● Directions
Go through the entries below and collect each line with the string "Gini" in it.

[Extracts from a graphics dataset]

----

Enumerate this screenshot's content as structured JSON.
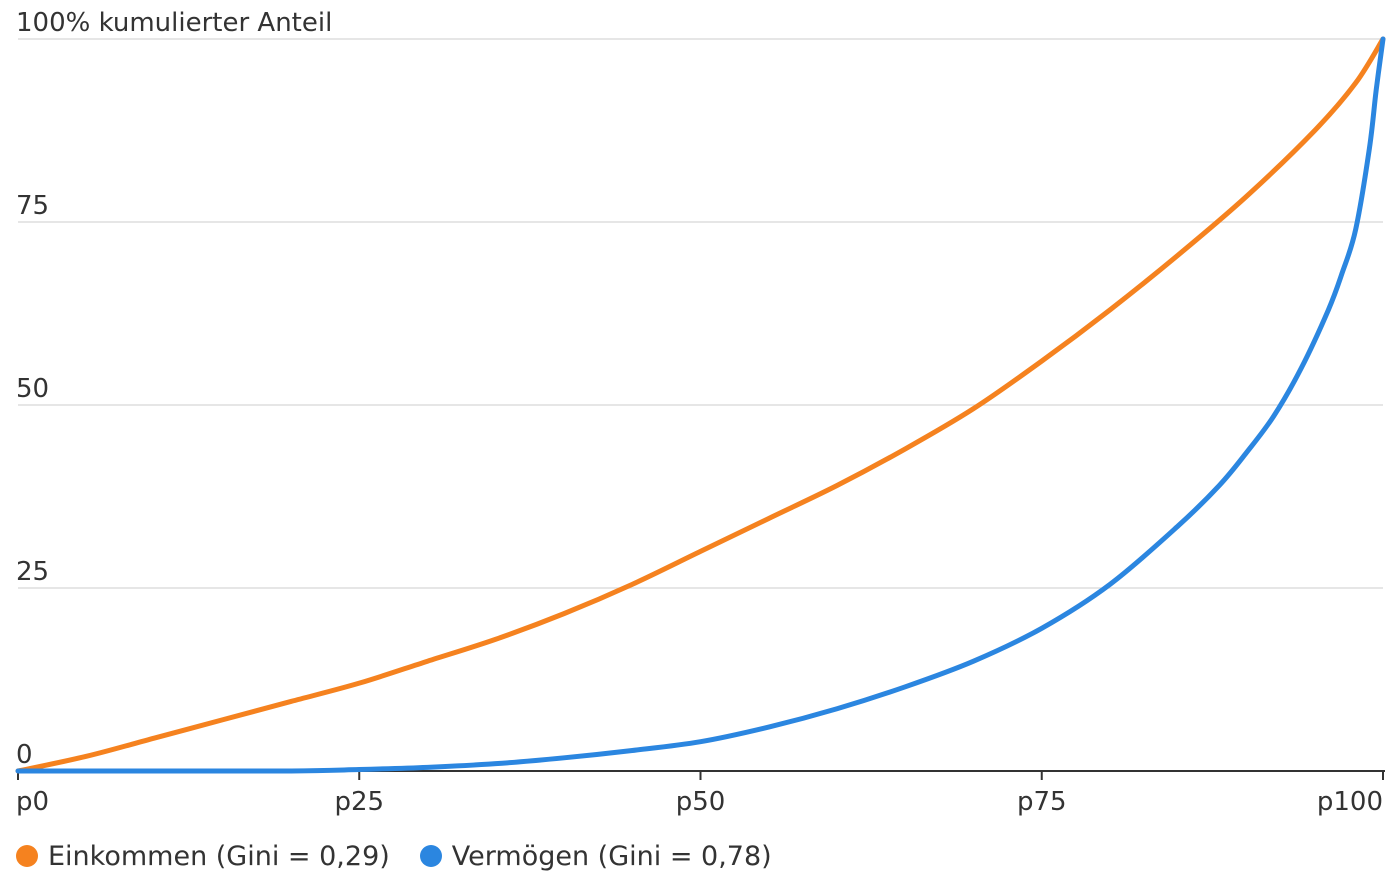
{
  "chart_data": {
    "type": "line",
    "title": "",
    "ylabel": "100% kumulierter Anteil",
    "xlabel": "",
    "xlim": [
      0,
      100
    ],
    "ylim": [
      0,
      100
    ],
    "yticks": [
      {
        "value": 0,
        "label": "0"
      },
      {
        "value": 25,
        "label": "25"
      },
      {
        "value": 50,
        "label": "50"
      },
      {
        "value": 75,
        "label": "75"
      }
    ],
    "xticks": [
      {
        "value": 0,
        "label": "p0"
      },
      {
        "value": 25,
        "label": "p25"
      },
      {
        "value": 50,
        "label": "p50"
      },
      {
        "value": 75,
        "label": "p75"
      },
      {
        "value": 100,
        "label": "p100"
      }
    ],
    "grid": true,
    "legend_position": "bottom-left",
    "series": [
      {
        "name": "Einkommen (Gini = 0,29)",
        "color": "#f5821f",
        "x": [
          0,
          5,
          10,
          15,
          20,
          25,
          30,
          35,
          40,
          45,
          50,
          55,
          60,
          65,
          70,
          75,
          80,
          85,
          90,
          95,
          98,
          100
        ],
        "y": [
          0,
          2,
          4.5,
          7,
          9.5,
          12,
          15,
          18,
          21.5,
          25.5,
          30,
          34.5,
          39,
          44,
          49.5,
          56,
          63,
          70.5,
          78.5,
          87.5,
          94,
          100
        ]
      },
      {
        "name": "Vermögen (Gini = 0,78)",
        "color": "#2b86e0",
        "x": [
          0,
          10,
          20,
          25,
          30,
          35,
          40,
          45,
          50,
          55,
          60,
          65,
          70,
          75,
          80,
          85,
          88,
          90,
          92,
          94,
          96,
          97,
          98,
          99,
          99.5,
          100
        ],
        "y": [
          0,
          0,
          0,
          0.2,
          0.5,
          1,
          1.8,
          2.8,
          4,
          6,
          8.5,
          11.5,
          15,
          19.5,
          25.5,
          33.5,
          39,
          43.5,
          48.5,
          55,
          63,
          68,
          74,
          85,
          93,
          100
        ]
      }
    ]
  }
}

----

● Finished exercise
        "name": "Einkommen (Gini = 0,29)",
        "name": "Vermögen (Gini = 0,78)",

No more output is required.